WORK INSTRUCTION 1.
In the pension news excerpt below, how many recommendations does the Productivity Commission report lay out?
WORK INSTRUCTION 2.
Continue the pension news excerpt below, picking up after its final sentence.

EXCERPT.
- - - -

UK fiduciary manager hiring grinds to a near halt as uncertainty bites

UK flag MandateWire: Asset inflows into UK fiduciary management mandates dropped to a five-year low last year following the UK Competition and Markets Authority’s investigation into the fiduciary management and investment consultancy sector. According to MandateWire data, during the year ending June 30 2018, asset inflows into fiduciary management mandates decreased to just over £1bn, from the highs of almost £1.6bn recorded in the 12 months to June 30 2016. Only three pension schemes; the circa £315.8m University of Bristol and Assurance Scheme, the £600m IPC Media Pension Scheme, and the £100m National Farmers’ Union of England and Wales (NFU) Staff Pension Scheme, announced fiduciary management appointments during the year ending June 2018. MandateWire data support the findings of a recent KPMG UK fiduciary management survey, which revealed a reduction in the number of new mandates awarded to fiduciary managers.

Aussie supers and regulators slammed for failing members

Australia flag Ignites Asia: Australia’s superannuation fund industry and the regulators charged with overseeing it were slammed in a recently released government report for leaving members ill prepared for retirement. The Productivity Commission report laid out 31 recommendations for a range of concerns, including poor performance, high and unnecessary fees, lack of transparency, overabundance of products, weak competition, proliferation of unnecessary accounts, unjustified insurance premiums, and regulators doing a poor job of protecting members. Members who have paid into their super funds for decades are paying a high price, but tackling two areas in particular – entrenched underperformers and unintended multiple accounts – could make a massive difference for millions who are getting short-changed. One-third of accounts are unintended multiple accounts that cost members A$2.6bn (£1.5bn) a year in needless fees and insurance.

- - - -

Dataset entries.
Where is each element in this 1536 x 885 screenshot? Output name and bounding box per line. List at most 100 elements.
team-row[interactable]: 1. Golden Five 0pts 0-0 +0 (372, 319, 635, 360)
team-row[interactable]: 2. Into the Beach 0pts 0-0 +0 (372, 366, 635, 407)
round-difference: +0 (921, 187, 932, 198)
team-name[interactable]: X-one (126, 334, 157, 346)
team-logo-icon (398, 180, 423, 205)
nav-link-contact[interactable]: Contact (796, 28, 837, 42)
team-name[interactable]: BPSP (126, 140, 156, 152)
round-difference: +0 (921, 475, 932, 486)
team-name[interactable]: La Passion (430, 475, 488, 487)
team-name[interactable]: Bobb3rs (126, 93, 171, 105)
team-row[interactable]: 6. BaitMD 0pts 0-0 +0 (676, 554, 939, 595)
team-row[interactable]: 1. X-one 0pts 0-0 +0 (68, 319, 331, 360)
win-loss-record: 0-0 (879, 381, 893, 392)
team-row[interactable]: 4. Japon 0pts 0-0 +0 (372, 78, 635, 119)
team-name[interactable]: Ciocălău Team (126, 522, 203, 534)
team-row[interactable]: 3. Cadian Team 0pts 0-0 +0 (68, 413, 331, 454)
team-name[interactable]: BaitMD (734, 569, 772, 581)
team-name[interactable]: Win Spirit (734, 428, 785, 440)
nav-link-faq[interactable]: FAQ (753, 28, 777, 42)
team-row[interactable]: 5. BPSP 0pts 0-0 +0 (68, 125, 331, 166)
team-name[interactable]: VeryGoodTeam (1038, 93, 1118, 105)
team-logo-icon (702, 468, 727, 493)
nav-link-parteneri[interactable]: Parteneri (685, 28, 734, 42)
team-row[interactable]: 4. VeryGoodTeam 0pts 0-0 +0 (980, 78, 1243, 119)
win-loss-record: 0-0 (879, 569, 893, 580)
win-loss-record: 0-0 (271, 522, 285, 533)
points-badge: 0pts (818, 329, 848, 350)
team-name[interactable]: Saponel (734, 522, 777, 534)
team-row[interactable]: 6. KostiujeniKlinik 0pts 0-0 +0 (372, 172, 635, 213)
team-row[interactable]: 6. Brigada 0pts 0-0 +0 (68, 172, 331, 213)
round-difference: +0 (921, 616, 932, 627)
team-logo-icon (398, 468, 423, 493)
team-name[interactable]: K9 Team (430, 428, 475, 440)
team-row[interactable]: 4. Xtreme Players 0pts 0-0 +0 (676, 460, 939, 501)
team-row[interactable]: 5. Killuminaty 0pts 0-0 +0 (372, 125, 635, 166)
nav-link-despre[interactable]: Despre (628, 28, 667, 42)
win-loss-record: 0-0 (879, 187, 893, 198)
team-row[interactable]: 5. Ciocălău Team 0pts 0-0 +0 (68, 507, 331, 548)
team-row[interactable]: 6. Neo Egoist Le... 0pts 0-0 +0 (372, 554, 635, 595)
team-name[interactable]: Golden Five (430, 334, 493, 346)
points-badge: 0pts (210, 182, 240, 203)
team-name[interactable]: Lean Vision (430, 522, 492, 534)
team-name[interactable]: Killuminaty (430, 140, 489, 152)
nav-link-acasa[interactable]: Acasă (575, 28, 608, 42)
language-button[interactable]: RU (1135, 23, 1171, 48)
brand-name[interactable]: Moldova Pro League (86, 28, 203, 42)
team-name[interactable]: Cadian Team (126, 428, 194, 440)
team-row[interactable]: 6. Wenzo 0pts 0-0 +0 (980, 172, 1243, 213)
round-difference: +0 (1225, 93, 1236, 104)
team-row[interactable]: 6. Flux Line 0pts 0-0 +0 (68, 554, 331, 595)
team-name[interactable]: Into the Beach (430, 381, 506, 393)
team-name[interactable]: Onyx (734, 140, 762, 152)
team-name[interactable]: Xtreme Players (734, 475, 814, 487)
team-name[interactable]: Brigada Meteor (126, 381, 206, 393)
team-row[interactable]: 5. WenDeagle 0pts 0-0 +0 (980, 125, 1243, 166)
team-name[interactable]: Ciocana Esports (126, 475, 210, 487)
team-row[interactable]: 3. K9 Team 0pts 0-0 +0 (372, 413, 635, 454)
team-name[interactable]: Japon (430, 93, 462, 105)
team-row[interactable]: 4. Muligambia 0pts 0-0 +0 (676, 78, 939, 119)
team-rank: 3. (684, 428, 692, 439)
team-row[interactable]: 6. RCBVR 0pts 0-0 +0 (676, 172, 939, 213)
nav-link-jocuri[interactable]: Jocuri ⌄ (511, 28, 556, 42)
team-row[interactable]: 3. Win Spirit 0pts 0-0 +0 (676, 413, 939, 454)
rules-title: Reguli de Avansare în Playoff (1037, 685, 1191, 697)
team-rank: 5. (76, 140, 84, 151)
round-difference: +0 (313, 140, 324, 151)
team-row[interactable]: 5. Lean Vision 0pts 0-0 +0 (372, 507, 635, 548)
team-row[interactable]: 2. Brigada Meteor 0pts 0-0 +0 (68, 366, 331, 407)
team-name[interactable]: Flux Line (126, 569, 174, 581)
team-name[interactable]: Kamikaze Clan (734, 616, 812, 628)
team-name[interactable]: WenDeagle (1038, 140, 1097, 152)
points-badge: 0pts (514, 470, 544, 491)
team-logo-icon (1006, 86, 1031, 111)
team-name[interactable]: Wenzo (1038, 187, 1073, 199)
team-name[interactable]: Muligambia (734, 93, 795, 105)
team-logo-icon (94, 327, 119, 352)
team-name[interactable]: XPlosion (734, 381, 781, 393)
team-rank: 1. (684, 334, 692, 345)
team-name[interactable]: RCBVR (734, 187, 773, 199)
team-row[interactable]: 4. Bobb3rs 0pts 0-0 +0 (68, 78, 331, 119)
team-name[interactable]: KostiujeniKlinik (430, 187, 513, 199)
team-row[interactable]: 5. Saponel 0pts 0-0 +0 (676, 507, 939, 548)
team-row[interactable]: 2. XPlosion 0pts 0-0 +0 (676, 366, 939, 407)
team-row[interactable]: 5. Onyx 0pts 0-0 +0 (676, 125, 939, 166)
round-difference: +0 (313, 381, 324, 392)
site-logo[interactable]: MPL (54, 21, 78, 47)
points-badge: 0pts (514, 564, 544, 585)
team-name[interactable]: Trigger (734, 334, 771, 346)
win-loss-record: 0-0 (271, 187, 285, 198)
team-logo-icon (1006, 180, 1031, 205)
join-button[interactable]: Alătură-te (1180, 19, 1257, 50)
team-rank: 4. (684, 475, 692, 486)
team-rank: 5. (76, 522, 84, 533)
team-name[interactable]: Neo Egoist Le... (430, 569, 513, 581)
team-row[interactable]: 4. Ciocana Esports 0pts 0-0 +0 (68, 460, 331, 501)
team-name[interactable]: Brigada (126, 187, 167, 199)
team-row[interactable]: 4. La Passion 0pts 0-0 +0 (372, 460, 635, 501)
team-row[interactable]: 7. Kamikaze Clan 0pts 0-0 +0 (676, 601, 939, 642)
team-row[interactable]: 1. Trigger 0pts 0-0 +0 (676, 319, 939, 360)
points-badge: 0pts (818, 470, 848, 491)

- - - -

ANSWER SECTION 1.
31

ANSWER SECTION 2.
Pension scam cold callers face fines of up to £500,000

UK flag FT: Companies that make cold calls to people about their pensions face fines of up to £500,000 under new rules that came into force on Wednesday. The cold-calling ban is designed to prevent fraudsters conning savers out of their pensions, and companies making illegal pension cold calls will be subject to enforcement action and fines. According to the Financial Conduct Authority, victims of scammers lost an average of £91,000 last year, with cold calling a common tactic to contact people. The risk of savers losing their pension pots to scammers has risen since the introduction of freedom and choice reforms in 2015. The government said the ban would not prevent companies – such as businesses authorised by the FCA, and pension funds – from making pension-related calls if the recipient has consented to calls or has an existing relationship with the caller.

Korea's NPS sets up stewardship division and enacts code

South Korean flag Ignites Asia: After setting up a new department dedicated to fulfilling its stewardship responsibilities in late December, South Korea’s National Pension Service will actively exercise the code for the first time, according to local reports. The global responsibility and governance division, which currently comprises nine members from the responsible investment team, will help strengthen the role the NPS plays in improving corporate governance in hundreds of local companies. The new division, which is led by Sung-Jae Choi, will consist of about 30 executives once it is fully staffed. The NPS made the move to adopt the stewardship code in July 2018, after it was introduced by South Korea’s Corporate Governance Service in late 2016. Doing so has given the country’s largest institutional investor greater impetus to exercise its rights in dismissing and selecting board members of companies that it invests in.